In the entries that follow, find the word "used" and report each line it is on.
## START
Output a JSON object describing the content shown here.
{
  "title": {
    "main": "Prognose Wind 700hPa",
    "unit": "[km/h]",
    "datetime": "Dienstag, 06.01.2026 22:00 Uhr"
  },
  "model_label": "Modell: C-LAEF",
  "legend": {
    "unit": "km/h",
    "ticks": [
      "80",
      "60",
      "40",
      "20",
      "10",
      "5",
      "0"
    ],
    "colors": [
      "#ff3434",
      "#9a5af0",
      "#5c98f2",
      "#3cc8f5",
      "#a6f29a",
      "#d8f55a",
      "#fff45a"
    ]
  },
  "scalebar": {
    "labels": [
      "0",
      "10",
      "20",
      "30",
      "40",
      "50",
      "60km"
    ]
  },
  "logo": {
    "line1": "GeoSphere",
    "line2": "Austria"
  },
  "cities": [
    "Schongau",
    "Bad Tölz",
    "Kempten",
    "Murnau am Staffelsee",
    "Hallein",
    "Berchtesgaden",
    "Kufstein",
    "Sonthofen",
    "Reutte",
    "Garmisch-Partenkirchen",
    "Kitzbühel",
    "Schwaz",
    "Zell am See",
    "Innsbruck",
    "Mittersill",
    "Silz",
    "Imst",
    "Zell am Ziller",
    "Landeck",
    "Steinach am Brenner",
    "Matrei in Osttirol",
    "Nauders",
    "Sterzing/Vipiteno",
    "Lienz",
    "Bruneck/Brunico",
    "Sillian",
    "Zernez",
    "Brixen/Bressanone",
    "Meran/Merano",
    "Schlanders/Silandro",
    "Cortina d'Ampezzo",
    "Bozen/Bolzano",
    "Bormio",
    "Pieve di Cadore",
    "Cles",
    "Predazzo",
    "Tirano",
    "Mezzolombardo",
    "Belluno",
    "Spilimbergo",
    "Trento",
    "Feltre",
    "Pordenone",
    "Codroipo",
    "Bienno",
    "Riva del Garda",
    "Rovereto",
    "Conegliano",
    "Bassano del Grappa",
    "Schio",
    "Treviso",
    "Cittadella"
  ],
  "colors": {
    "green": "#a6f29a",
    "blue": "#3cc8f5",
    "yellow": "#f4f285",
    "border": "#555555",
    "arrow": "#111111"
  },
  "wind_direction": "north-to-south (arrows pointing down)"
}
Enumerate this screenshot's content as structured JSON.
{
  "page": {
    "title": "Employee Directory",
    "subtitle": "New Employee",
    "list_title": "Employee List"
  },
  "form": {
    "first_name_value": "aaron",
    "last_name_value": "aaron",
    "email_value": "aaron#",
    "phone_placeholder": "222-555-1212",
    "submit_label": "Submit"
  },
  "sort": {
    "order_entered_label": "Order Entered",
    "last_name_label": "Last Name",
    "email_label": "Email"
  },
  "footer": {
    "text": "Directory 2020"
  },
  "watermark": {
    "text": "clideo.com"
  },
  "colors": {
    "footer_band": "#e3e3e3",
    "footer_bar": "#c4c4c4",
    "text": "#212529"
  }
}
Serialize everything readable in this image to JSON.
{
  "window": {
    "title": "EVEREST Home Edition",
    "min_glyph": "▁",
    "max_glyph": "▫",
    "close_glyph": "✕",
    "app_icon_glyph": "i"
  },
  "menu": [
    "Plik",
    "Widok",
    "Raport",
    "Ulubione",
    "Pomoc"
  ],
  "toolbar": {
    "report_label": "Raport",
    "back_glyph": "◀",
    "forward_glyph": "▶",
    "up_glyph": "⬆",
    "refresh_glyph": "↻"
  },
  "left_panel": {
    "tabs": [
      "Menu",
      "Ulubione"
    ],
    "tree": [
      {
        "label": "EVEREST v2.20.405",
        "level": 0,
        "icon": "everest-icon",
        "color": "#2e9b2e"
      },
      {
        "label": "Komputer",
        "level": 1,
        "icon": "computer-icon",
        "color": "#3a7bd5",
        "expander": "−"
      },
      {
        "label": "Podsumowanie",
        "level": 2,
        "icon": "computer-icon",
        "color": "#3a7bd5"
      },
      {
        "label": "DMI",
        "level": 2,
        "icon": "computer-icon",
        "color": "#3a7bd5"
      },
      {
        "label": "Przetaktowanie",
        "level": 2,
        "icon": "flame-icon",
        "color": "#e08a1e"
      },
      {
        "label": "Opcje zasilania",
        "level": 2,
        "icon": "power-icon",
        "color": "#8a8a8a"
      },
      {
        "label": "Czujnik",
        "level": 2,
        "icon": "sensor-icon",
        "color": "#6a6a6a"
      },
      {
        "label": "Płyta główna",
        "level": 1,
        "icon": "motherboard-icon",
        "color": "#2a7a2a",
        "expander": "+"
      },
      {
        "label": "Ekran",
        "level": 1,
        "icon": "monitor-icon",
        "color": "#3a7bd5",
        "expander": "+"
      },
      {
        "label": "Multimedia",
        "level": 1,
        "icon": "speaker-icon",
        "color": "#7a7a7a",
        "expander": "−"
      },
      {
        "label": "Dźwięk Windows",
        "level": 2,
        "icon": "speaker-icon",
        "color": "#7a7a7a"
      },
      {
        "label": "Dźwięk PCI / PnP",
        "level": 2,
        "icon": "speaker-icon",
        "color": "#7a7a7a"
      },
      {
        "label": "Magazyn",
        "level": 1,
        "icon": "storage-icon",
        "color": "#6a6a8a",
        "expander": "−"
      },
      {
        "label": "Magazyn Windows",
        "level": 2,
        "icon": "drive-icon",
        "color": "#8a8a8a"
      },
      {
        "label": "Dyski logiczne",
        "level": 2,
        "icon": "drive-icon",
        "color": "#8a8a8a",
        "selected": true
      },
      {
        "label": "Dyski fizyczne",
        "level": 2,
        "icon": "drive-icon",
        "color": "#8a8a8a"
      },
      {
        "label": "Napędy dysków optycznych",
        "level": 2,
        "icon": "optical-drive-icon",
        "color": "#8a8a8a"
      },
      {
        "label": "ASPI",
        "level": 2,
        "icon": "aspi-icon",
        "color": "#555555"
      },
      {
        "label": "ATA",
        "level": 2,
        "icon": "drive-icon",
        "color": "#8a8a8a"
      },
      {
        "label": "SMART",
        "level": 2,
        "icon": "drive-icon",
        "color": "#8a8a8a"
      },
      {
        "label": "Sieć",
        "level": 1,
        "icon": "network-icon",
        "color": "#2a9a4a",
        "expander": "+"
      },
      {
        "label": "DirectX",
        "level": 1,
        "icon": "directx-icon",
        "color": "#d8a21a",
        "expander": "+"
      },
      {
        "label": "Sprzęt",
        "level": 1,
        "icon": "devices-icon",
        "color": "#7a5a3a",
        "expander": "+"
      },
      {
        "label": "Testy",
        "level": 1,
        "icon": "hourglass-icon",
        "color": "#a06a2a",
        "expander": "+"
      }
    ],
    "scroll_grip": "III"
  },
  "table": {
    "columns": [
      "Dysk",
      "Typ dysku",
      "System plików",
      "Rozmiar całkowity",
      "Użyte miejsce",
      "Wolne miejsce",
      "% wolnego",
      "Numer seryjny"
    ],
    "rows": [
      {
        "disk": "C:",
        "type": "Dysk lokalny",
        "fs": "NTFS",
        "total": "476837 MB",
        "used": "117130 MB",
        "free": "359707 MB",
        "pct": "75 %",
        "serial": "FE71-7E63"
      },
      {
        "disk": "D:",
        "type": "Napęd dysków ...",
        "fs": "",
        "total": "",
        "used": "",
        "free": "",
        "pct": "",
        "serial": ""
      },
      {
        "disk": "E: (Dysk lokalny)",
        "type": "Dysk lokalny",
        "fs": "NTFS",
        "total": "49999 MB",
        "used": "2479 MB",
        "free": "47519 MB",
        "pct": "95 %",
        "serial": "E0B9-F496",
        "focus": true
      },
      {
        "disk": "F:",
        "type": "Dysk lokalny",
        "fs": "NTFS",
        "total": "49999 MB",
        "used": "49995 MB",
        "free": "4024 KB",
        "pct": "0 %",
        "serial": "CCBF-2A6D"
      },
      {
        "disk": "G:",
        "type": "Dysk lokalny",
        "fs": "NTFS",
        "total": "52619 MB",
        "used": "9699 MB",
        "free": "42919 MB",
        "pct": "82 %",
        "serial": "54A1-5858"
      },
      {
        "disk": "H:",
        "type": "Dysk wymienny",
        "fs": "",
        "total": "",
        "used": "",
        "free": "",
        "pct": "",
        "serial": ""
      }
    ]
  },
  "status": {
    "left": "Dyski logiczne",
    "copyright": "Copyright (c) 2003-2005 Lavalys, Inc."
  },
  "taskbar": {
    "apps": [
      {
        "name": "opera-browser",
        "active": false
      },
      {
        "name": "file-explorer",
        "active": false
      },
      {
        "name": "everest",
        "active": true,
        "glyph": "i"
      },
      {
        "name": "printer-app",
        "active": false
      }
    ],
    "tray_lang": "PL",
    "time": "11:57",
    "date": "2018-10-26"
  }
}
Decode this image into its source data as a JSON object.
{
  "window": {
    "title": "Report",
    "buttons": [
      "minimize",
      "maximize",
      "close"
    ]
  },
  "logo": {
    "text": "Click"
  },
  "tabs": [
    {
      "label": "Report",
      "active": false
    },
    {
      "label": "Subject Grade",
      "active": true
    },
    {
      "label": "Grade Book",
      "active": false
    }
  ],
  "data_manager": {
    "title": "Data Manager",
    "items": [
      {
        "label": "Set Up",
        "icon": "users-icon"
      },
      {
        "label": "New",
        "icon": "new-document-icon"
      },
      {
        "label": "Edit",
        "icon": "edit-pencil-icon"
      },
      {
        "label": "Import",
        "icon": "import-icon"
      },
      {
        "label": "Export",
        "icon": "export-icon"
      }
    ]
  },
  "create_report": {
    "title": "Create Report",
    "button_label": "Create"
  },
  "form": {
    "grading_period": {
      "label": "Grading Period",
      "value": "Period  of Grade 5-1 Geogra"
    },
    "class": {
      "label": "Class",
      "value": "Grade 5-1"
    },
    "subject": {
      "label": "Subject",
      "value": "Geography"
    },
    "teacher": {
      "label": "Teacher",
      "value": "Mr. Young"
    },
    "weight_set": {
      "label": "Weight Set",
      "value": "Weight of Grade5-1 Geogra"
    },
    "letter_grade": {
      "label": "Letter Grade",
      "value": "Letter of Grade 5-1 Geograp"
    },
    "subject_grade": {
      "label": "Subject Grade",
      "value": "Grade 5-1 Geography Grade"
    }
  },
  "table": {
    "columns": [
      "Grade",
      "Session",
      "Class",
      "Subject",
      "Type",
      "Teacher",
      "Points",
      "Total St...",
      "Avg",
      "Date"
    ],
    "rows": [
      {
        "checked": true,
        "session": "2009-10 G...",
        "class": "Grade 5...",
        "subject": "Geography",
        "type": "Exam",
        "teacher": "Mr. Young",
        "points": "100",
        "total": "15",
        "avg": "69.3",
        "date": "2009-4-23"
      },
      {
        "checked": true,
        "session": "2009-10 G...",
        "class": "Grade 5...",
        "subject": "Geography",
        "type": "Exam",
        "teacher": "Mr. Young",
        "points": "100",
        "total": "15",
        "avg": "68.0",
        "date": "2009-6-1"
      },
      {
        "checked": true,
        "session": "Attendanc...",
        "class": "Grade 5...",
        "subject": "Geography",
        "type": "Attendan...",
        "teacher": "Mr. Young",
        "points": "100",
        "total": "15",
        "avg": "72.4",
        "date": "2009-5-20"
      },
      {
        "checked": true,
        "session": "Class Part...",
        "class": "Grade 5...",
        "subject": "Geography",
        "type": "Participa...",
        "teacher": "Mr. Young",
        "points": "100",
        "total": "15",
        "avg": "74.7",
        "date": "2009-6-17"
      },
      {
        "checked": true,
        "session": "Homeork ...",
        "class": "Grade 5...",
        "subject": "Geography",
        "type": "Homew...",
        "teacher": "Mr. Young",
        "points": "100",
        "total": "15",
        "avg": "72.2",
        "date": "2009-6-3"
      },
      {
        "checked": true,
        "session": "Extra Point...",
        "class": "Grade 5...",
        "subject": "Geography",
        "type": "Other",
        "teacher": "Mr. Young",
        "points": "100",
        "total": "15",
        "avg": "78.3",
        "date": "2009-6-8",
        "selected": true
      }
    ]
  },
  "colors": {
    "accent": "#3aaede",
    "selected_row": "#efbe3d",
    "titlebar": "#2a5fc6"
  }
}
## END
* **FULL ANSWER**
        "used": "117130 MB",
        "used": "",
        "used": "2479 MB",
        "used": "49995 MB",
        "used": "9699 MB",
        "used": "",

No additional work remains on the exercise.